- TASK SET
[A] Transcribe the part of the autism eye-tracking passage starting with "In the late" and going on through "works of art.".
[B] According to the autism eye-tracking passage, what did Warren Jones use to follow the head movements of adult volunteers watching a video?

These earlier measurements, all clinically validated, include the visual attention data of children who were later diagnosed with autism – kids who focused on points in the video scenes that were different from those that held the attention of typically developed children.

“The way children watch and respond to social stimuli can be quantified at a rate imperceptible to the human eye,” says Tom Ressemann, EarliTec’s president and CEO. “A child’s attention that deviates from that of a typically developing child yields valuable data as to how that child perceives the world around them.” 

The current standards for evaluating children with autism include instruments such as ADOS-2 and Mullen Verbal and Non-Verbal scale. These standards are the foundation for validating the EarliPoint test, a measurement informed by technology.

A VENTURE IS BORN
Tracking the visual attention of children to diagnose autism was an idea that surfaced in a bit of serendipity.

In the late 1990s, Yale student Warren Jones was sharing the results of how he’d used lasers to follow the head movements of adult volunteers watching a video. Jones rendered these movement patterns as drawings – works of art.

Page layout parsing data:
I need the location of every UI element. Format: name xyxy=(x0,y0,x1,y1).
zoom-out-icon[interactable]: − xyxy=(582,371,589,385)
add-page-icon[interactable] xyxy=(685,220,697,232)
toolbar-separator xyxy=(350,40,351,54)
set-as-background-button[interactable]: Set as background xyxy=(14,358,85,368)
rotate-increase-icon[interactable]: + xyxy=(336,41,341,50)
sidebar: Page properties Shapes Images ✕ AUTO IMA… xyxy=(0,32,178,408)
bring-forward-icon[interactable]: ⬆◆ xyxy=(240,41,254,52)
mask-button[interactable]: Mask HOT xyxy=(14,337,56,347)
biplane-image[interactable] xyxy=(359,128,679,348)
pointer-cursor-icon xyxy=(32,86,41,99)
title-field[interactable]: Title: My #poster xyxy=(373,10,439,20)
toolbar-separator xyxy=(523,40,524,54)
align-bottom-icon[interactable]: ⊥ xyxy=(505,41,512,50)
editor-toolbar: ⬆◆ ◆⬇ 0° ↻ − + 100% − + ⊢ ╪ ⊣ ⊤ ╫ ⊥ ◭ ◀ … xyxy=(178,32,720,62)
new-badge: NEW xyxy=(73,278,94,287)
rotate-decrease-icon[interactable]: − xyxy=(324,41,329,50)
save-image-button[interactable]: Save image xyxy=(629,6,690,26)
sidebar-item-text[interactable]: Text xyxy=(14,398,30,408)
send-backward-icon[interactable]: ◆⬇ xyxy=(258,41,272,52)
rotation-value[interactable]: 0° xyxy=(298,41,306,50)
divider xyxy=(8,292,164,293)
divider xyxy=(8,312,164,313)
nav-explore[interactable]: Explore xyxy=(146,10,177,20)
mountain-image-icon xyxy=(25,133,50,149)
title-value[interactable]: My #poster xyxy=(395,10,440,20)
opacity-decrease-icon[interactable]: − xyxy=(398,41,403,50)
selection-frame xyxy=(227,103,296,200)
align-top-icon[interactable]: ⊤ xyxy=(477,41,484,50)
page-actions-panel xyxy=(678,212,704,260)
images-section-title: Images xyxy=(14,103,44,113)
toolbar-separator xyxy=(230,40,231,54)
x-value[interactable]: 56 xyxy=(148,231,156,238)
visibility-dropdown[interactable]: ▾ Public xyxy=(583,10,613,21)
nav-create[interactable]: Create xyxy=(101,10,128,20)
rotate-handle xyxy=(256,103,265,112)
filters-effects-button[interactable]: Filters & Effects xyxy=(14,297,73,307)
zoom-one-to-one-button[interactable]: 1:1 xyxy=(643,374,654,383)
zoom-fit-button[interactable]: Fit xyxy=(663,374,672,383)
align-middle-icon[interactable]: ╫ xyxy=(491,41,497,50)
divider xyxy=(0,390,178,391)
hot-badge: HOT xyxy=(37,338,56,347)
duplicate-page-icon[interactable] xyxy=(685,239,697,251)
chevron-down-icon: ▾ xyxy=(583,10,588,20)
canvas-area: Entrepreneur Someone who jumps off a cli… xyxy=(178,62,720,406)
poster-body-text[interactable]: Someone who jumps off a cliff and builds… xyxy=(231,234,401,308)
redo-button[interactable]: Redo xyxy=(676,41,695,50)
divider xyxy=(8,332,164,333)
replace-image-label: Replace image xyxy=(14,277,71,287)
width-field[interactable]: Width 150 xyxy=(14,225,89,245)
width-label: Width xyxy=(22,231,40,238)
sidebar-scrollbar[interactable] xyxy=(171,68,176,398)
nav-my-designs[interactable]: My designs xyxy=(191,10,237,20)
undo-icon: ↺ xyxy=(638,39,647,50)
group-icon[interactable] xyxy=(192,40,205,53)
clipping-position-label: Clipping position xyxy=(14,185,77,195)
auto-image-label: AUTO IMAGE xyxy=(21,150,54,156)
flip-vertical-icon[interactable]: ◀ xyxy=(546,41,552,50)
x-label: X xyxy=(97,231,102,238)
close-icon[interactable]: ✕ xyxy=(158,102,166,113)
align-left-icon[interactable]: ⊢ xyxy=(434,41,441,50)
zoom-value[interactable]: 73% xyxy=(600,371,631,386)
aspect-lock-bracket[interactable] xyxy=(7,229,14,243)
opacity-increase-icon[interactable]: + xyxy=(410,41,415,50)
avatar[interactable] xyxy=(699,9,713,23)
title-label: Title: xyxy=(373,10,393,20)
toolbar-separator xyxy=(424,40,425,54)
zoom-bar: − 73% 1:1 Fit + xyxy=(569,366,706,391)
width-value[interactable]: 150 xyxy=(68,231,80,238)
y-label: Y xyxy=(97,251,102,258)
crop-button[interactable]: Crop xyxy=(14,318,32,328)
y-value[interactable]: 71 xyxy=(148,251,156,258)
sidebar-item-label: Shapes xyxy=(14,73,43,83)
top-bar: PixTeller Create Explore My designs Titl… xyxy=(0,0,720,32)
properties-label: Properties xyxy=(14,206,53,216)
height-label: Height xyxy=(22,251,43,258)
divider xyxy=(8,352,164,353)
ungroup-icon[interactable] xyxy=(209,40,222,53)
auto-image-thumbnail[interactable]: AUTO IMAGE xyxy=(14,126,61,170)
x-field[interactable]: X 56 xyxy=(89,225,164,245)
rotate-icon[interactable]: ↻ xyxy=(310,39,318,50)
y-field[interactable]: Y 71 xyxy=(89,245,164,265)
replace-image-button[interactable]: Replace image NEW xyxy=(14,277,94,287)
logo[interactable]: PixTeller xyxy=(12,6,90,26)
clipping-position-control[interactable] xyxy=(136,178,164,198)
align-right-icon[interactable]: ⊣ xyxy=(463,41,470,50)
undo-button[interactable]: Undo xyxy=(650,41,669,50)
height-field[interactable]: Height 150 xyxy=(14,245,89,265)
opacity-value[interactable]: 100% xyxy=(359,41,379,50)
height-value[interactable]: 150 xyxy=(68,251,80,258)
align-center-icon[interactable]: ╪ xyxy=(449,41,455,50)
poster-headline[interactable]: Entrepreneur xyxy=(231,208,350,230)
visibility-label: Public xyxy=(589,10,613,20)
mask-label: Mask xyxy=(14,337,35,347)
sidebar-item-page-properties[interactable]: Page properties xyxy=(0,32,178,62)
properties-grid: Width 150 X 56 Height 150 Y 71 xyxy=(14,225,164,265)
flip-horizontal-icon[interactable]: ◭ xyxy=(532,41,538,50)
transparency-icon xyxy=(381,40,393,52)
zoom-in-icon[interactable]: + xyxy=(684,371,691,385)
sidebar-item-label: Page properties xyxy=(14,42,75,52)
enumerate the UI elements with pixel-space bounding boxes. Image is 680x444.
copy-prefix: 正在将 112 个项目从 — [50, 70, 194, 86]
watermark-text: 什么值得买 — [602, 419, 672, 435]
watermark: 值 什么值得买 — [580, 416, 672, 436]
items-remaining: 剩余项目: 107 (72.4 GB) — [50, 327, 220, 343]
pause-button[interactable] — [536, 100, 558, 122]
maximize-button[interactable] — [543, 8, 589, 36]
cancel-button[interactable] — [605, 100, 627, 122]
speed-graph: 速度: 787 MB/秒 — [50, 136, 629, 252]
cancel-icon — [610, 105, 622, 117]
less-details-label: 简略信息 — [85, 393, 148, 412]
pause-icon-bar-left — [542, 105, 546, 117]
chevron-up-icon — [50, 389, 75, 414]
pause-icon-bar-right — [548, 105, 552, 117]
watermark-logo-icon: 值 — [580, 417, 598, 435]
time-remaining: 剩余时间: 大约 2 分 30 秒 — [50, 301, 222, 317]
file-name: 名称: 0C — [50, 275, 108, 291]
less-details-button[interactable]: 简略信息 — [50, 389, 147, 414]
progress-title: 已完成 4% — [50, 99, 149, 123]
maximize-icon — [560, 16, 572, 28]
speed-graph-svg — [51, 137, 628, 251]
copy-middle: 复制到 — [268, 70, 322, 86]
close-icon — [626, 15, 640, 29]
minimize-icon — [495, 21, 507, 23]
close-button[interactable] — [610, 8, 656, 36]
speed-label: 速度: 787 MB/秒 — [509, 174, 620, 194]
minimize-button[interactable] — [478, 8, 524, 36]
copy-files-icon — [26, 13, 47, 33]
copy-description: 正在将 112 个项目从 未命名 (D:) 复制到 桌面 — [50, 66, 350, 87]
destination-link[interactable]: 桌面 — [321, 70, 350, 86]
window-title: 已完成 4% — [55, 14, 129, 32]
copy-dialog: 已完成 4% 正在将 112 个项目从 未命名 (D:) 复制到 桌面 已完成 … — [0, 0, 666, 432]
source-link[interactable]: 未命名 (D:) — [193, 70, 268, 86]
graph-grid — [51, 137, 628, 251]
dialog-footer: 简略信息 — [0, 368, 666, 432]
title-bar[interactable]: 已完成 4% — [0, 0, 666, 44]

- PROBLEM SOLUTIONS
[A]
In the late 1990s, Yale student Warren Jones was sharing the results of how he’d used lasers to follow the head movements of adult volunteers watching a video. Jones rendered these movement patterns as drawings – works of art.

[B] Lasers.